### [WRITTEN PROBLEM]
Reproduce every entry in the listing without alteration.

Stored data:
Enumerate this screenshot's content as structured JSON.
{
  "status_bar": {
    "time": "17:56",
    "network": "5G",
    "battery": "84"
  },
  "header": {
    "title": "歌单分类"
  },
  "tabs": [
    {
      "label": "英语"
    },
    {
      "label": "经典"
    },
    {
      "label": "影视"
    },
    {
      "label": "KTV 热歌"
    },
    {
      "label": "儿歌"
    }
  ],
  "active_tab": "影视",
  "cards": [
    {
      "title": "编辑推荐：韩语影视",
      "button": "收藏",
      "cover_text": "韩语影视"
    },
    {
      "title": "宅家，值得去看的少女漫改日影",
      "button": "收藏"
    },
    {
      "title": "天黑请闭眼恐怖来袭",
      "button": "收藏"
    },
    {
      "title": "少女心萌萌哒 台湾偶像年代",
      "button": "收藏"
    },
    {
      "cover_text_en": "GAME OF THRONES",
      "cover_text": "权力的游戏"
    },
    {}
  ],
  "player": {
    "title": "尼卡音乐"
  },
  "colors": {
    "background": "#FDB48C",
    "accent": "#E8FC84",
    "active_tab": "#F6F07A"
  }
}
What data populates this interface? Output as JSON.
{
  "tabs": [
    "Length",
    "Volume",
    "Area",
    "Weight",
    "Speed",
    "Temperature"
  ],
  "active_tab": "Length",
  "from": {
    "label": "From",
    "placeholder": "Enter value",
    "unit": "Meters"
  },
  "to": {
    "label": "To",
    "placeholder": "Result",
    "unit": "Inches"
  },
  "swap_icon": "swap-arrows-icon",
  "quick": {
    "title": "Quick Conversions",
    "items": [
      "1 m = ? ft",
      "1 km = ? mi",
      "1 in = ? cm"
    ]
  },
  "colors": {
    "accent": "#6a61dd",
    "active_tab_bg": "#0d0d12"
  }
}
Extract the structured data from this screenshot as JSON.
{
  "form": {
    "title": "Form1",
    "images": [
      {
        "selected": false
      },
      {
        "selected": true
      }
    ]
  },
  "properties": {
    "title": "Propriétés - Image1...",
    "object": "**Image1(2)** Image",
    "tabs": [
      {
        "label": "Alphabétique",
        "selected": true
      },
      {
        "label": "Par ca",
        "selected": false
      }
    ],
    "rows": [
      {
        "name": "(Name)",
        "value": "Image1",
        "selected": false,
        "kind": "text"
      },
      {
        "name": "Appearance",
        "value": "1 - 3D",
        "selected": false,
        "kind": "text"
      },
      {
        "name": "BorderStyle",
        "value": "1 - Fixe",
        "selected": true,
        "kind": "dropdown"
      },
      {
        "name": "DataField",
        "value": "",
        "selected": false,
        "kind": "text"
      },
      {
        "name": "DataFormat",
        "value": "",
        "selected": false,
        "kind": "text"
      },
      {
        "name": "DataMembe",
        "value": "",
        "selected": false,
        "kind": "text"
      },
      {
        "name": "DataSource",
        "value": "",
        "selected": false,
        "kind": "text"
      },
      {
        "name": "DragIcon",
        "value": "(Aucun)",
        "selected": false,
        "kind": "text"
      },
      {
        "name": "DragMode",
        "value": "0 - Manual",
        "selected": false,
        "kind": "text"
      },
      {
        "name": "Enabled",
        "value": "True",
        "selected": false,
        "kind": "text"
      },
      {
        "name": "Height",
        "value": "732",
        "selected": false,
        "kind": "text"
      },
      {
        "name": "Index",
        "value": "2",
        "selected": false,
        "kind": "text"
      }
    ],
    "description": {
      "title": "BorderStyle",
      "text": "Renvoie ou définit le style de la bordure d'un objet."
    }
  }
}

### [FINAL RESULT]
Enumerate this screenshot's content as structured JSON.
{
  "status_bar": {
    "time": "17:56",
    "network": "5G",
    "battery": "84"
  },
  "header": {
    "title": "歌单分类"
  },
  "tabs": [
    {
      "label": "英语"
    },
    {
      "label": "经典"
    },
    {
      "label": "影视"
    },
    {
      "label": "KTV 热歌"
    },
    {
      "label": "儿歌"
    }
  ],
  "active_tab": "影视",
  "cards": [
    {
      "title": "编辑推荐：韩语影视",
      "button": "收藏",
      "cover_text": "韩语影视"
    },
    {
      "title": "宅家，值得去看的少女漫改日影",
      "button": "收藏"
    },
    {
      "title": "天黑请闭眼恐怖来袭",
      "button": "收藏"
    },
    {
      "title": "少女心萌萌哒 台湾偶像年代",
      "button": "收藏"
    },
    {
      "cover_text_en": "GAME OF THRONES",
      "cover_text": "权力的游戏"
    },
    {}
  ],
  "player": {
    "title": "尼卡音乐"
  },
  "colors": {
    "background": "#FDB48C",
    "accent": "#E8FC84",
    "active_tab": "#F6F07A"
  }
}
What data populates this interface? Output as JSON.
{
  "tabs": [
    "Length",
    "Volume",
    "Area",
    "Weight",
    "Speed",
    "Temperature"
  ],
  "active_tab": "Length",
  "from": {
    "label": "From",
    "placeholder": "Enter value",
    "unit": "Meters"
  },
  "to": {
    "label": "To",
    "placeholder": "Result",
    "unit": "Inches"
  },
  "swap_icon": "swap-arrows-icon",
  "quick": {
    "title": "Quick Conversions",
    "items": [
      "1 m = ? ft",
      "1 km = ? mi",
      "1 in = ? cm"
    ]
  },
  "colors": {
    "accent": "#6a61dd",
    "active_tab_bg": "#0d0d12"
  }
}
Extract the structured data from this screenshot as JSON.
{
  "form": {
    "title": "Form1",
    "images": [
      {
        "selected": false
      },
      {
        "selected": true
      }
    ]
  },
  "properties": {
    "title": "Propriétés - Image1...",
    "object": "**Image1(2)** Image",
    "tabs": [
      {
        "label": "Alphabétique",
        "selected": true
      },
      {
        "label": "Par ca",
        "selected": false
      }
    ],
    "rows": [
      {
        "name": "(Name)",
        "value": "Image1",
        "selected": false,
        "kind": "text"
      },
      {
        "name": "Appearance",
        "value": "1 - 3D",
        "selected": false,
        "kind": "text"
      },
      {
        "name": "BorderStyle",
        "value": "1 - Fixe",
        "selected": true,
        "kind": "dropdown"
      },
      {
        "name": "DataField",
        "value": "",
        "selected": false,
        "kind": "text"
      },
      {
        "name": "DataFormat",
        "value": "",
        "selected": false,
        "kind": "text"
      },
      {
        "name": "DataMembe",
        "value": "",
        "selected": false,
        "kind": "text"
      },
      {
        "name": "DataSource",
        "value": "",
        "selected": false,
        "kind": "text"
      },
      {
        "name": "DragIcon",
        "value": "(Aucun)",
        "selected": false,
        "kind": "text"
      },
      {
        "name": "DragMode",
        "value": "0 - Manual",
        "selected": false,
        "kind": "text"
      },
      {
        "name": "Enabled",
        "value": "True",
        "selected": false,
        "kind": "text"
      },
      {
        "name": "Height",
        "value": "732",
        "selected": false,
        "kind": "text"
      },
      {
        "name": "Index",
        "value": "2",
        "selected": false,
        "kind": "text"
      }
    ],
    "description": {
      "title": "BorderStyle",
      "text": "Renvoie ou définit le style de la bordure d'un objet."
    }
  }
}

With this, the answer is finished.